#### [EXTRACTED DATA]

%%

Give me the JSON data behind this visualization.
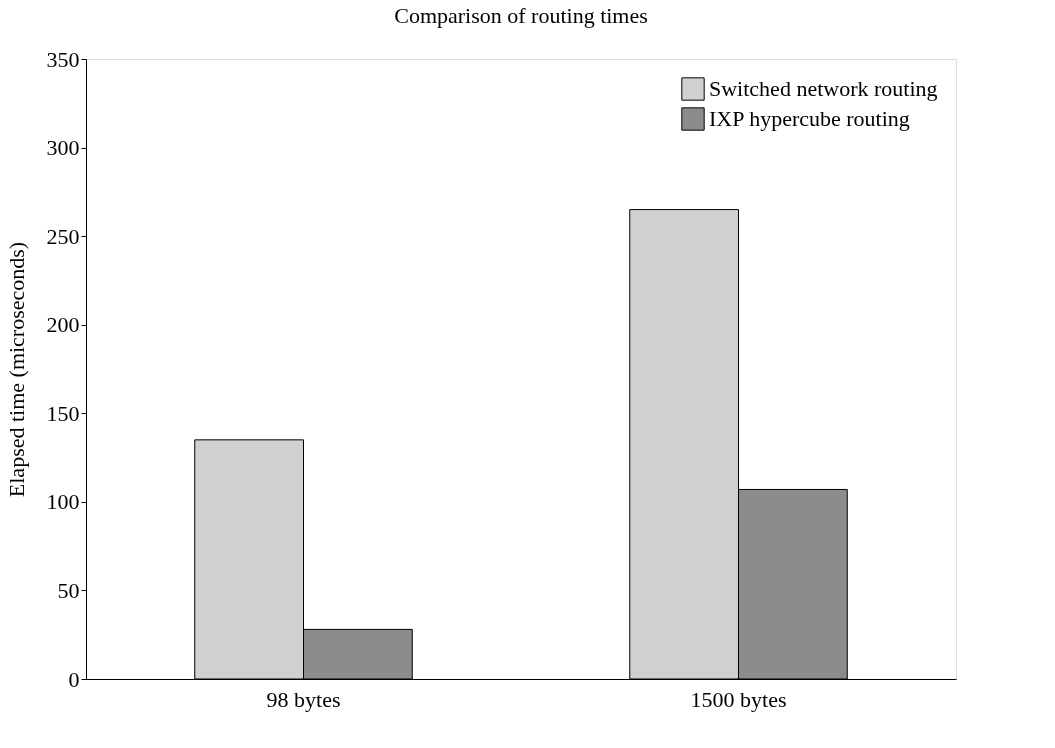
{
  "chart_data": {
    "type": "bar",
    "title": "Comparison of routing times",
    "ylabel": "Elapsed time (microseconds)",
    "categories": [
      "98 bytes",
      "1500 bytes"
    ],
    "series": [
      {
        "name": "Switched network routing",
        "color": "#d0d0d0",
        "values": [
          135,
          265
        ]
      },
      {
        "name": "IXP hypercube routing",
        "color": "#8c8c8c",
        "values": [
          28,
          107
        ]
      }
    ],
    "ylim": [
      0,
      350
    ],
    "yticks": [
      0,
      50,
      100,
      150,
      200,
      250,
      300,
      350
    ],
    "grid": false,
    "legend": "top right"
  }
}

%%

#### [WHAT IS NEEDED]
Except for the pictures, reproduce every line exactly.

#### [WRITTEN SOLUTION]
Give me the JSON data behind this visualization.
{
  "chart_data": {
    "type": "bar",
    "title": "Comparison of routing times",
    "ylabel": "Elapsed time (microseconds)",
    "categories": [
      "98 bytes",
      "1500 bytes"
    ],
    "series": [
      {
        "name": "Switched network routing",
        "color": "#d0d0d0",
        "values": [
          135,
          265
        ]
      },
      {
        "name": "IXP hypercube routing",
        "color": "#8c8c8c",
        "values": [
          28,
          107
        ]
      }
    ],
    "ylim": [
      0,
      350
    ],
    "yticks": [
      0,
      50,
      100,
      150,
      200,
      250,
      300,
      350
    ],
    "grid": false,
    "legend": "top right"
  }
}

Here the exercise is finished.